▶ **Aim of the task**
In the listing that follows, how many lines contain the string "general"? Provide only the number.

▶ **Record set**

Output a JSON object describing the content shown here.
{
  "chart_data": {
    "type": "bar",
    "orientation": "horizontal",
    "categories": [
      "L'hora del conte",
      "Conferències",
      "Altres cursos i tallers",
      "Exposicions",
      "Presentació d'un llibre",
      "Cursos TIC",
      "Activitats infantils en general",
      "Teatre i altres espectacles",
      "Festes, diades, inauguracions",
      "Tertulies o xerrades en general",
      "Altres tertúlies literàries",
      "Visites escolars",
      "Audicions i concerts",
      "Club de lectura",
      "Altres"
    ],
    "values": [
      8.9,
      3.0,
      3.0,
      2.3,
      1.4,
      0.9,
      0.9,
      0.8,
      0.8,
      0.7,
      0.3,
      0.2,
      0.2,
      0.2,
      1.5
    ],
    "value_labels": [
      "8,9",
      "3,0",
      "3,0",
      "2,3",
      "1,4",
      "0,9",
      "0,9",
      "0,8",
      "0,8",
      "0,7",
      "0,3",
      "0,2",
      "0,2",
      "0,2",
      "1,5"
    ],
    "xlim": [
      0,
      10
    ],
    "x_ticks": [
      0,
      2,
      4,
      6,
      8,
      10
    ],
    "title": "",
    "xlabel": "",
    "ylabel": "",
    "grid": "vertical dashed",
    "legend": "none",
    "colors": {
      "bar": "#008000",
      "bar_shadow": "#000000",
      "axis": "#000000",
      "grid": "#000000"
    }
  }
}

▶ **Finished exercise**
2